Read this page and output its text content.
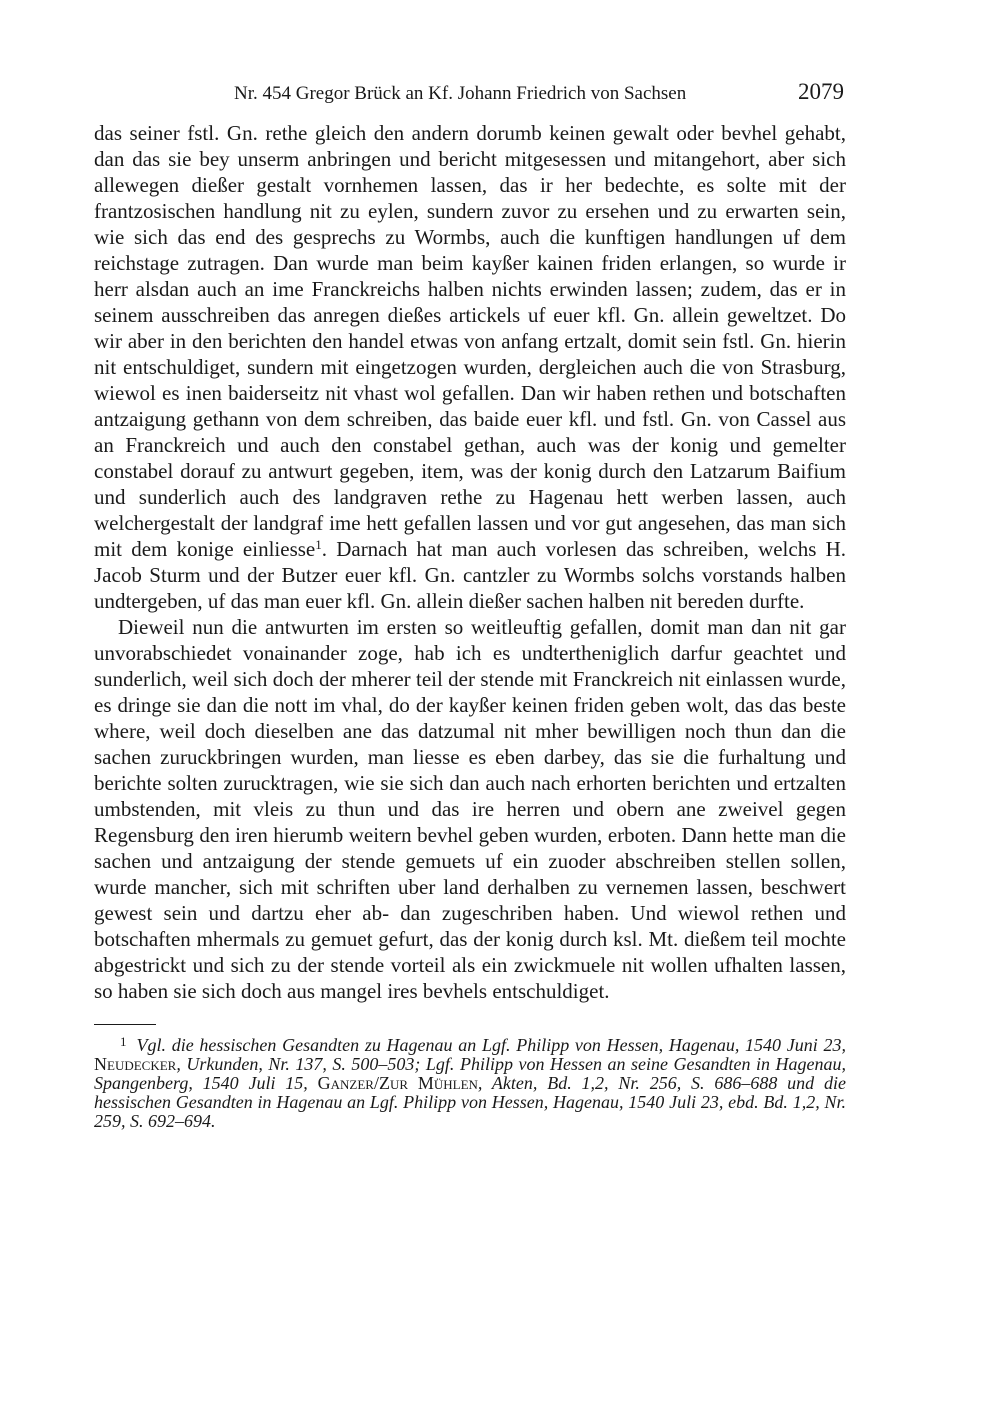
Nr. 454 Gregor Brück an Kf. Johann Friedrich von Sachsen	2079

das seiner fstl. Gn. rethe gleich den andern dorumb keinen gewalt oder bevhel gehabt, dan das sie bey unserm anbringen und bericht mitgesessen und mitangehort, aber sich allewegen dießer gestalt vornhemen lassen, das ir her bedechte, es solte mit der frantzosischen handlung nit zu eylen, sundern zuvor zu ersehen und zu erwarten sein, wie sich das end des gesprechs zu Wormbs, auch die kunftigen handlungen uf dem reichstage zutragen. Dan wurde man beim kayßer kainen friden erlangen, so wurde ir herr alsdan auch an ime Franckreichs halben nichts erwinden lassen; zudem, das er in seinem ausschreiben das anregen dießes artickels uf euer kfl. Gn. allein geweltzet. Do wir aber in den berichten den handel etwas von anfang ertzalt, domit sein fstl. Gn. hierin nit entschuldiget, sundern mit eingetzogen wurden, dergleichen auch die von Strasburg, wiewol es inen baiderseitz nit vhast wol gefallen. Dan wir haben rethen und botschaften antzaigung gethann von dem schreiben, das baide euer kfl. und fstl. Gn. von Cassel aus an Franckreich und auch den constabel gethan, auch was der konig und gemelter constabel dorauf zu antwurt gegeben, item, was der konig durch den Latzarum Baifium und sunderlich auch des landgraven rethe zu Hagenau hett werben lassen, auch welchergestalt der landgraf ime hett gefallen lassen und vor gut angesehen, das man sich mit dem konige einliesse$^1$. Darnach hat man auch vorlesen das schreiben, welchs H. Jacob Sturm und der Butzer euer kfl. Gn. cantzler zu Wormbs solchs vorstands halben undtergeben, uf das man euer kfl. Gn. allein dießer sachen halben nit bereden durfte.

Dieweil nun die antwurten im ersten so weitleuftig gefallen, domit man dan nit gar unvorabschiedet vonainander zoge, hab ich es undtertheniglich darfur geachtet und sunderlich, weil sich doch der mherer teil der stende mit Franckreich nit einlassen wurde, es dringe sie dan die nott im vhal, do der kayßer keinen friden geben wolt, das das beste where, weil doch dieselben ane das datzumal nit mher bewilligen noch thun dan die sachen zuruckbringen wurden, man liesse es eben darbey, das sie die furhaltung und berichte solten zurucktragen, wie sie sich dan auch nach erhorten berichten und ertzalten umbstenden, mit vleis zu thun und das ire herren und obern ane zweivel gegen Regensburg den iren hierumb weitern bevhel geben wurden, erboten. Dann hette man die sachen und antzaigung der stende gemuets uf ein zuoder abschreiben stellen sollen, wurde mancher, sich mit schriften uber land derhalben zu vernemen lassen, beschwert gewest sein und dartzu eher ab- dan zugeschriben haben. Und wiewol rethen und botschaften mhermals zu gemuet gefurt, das der konig durch ksl. Mt. dießem teil mochte abgestrickt und sich zu der stende vorteil als ein zwickmuele nit wollen ufhalten lassen, so haben sie sich doch aus mangel ires bevhels entschuldiget.

$^1$ Vgl. die hessischen Gesandten zu Hagenau an Lgf. Philipp von Hessen, Hagenau, 1540 Juni 23, Neudecker, Urkunden, Nr. 137, S. 500–503; Lgf. Philipp von Hessen an seine Gesandten in Hagenau, Spangenberg, 1540 Juli 15, Ganzer/Zur Mühlen, Akten, Bd. 1,2, Nr. 256, S. 686–688 und die hessischen Gesandten in Hagenau an Lgf. Philipp von Hessen, Hagenau, 1540 Juli 23, ebd. Bd. 1,2, Nr. 259, S. 692–694.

> [Stated problem] Transcribe each entry above exactly, apart from the pictures.

> [Reply to the task]
Read this page and output its text content.
Nr. 454 Gregor Brück an Kf. Johann Friedrich von Sachsen	2079

das seiner fstl. Gn. rethe gleich den andern dorumb keinen gewalt oder bevhel gehabt, dan das sie bey unserm anbringen und bericht mitgesessen und mitangehort, aber sich allewegen dießer gestalt vornhemen lassen, das ir her bedechte, es solte mit der frantzosischen handlung nit zu eylen, sundern zuvor zu ersehen und zu erwarten sein, wie sich das end des gesprechs zu Wormbs, auch die kunftigen handlungen uf dem reichstage zutragen. Dan wurde man beim kayßer kainen friden erlangen, so wurde ir herr alsdan auch an ime Franckreichs halben nichts erwinden lassen; zudem, das er in seinem ausschreiben das anregen dießes artickels uf euer kfl. Gn. allein geweltzet. Do wir aber in den berichten den handel etwas von anfang ertzalt, domit sein fstl. Gn. hierin nit entschuldiget, sundern mit eingetzogen wurden, dergleichen auch die von Strasburg, wiewol es inen baiderseitz nit vhast wol gefallen. Dan wir haben rethen und botschaften antzaigung gethann von dem schreiben, das baide euer kfl. und fstl. Gn. von Cassel aus an Franckreich und auch den constabel gethan, auch was der konig und gemelter constabel dorauf zu antwurt gegeben, item, was der konig durch den Latzarum Baifium und sunderlich auch des landgraven rethe zu Hagenau hett werben lassen, auch welchergestalt der landgraf ime hett gefallen lassen und vor gut angesehen, das man sich mit dem konige einliesse$^1$. Darnach hat man auch vorlesen das schreiben, welchs H. Jacob Sturm und der Butzer euer kfl. Gn. cantzler zu Wormbs solchs vorstands halben undtergeben, uf das man euer kfl. Gn. allein dießer sachen halben nit bereden durfte.

Dieweil nun die antwurten im ersten so weitleuftig gefallen, domit man dan nit gar unvorabschiedet vonainander zoge, hab ich es undtertheniglich darfur geachtet und sunderlich, weil sich doch der mherer teil der stende mit Franckreich nit einlassen wurde, es dringe sie dan die nott im vhal, do der kayßer keinen friden geben wolt, das das beste where, weil doch dieselben ane das datzumal nit mher bewilligen noch thun dan die sachen zuruckbringen wurden, man liesse es eben darbey, das sie die furhaltung und berichte solten zurucktragen, wie sie sich dan auch nach erhorten berichten und ertzalten umbstenden, mit vleis zu thun und das ire herren und obern ane zweivel gegen Regensburg den iren hierumb weitern bevhel geben wurden, erboten. Dann hette man die sachen und antzaigung der stende gemuets uf ein zuoder abschreiben stellen sollen, wurde mancher, sich mit schriften uber land derhalben zu vernemen lassen, beschwert gewest sein und dartzu eher ab- dan zugeschriben haben. Und wiewol rethen und botschaften mhermals zu gemuet gefurt, das der konig durch ksl. Mt. dießem teil mochte abgestrickt und sich zu der stende vorteil als ein zwickmuele nit wollen ufhalten lassen, so haben sie sich doch aus mangel ires bevhels entschuldiget.

$^1$ Vgl. die hessischen Gesandten zu Hagenau an Lgf. Philipp von Hessen, Hagenau, 1540 Juni 23, Neudecker, Urkunden, Nr. 137, S. 500–503; Lgf. Philipp von Hessen an seine Gesandten in Hagenau, Spangenberg, 1540 Juli 15, Ganzer/Zur Mühlen, Akten, Bd. 1,2, Nr. 256, S. 686–688 und die hessischen Gesandten in Hagenau an Lgf. Philipp von Hessen, Hagenau, 1540 Juli 23, ebd. Bd. 1,2, Nr. 259, S. 692–694.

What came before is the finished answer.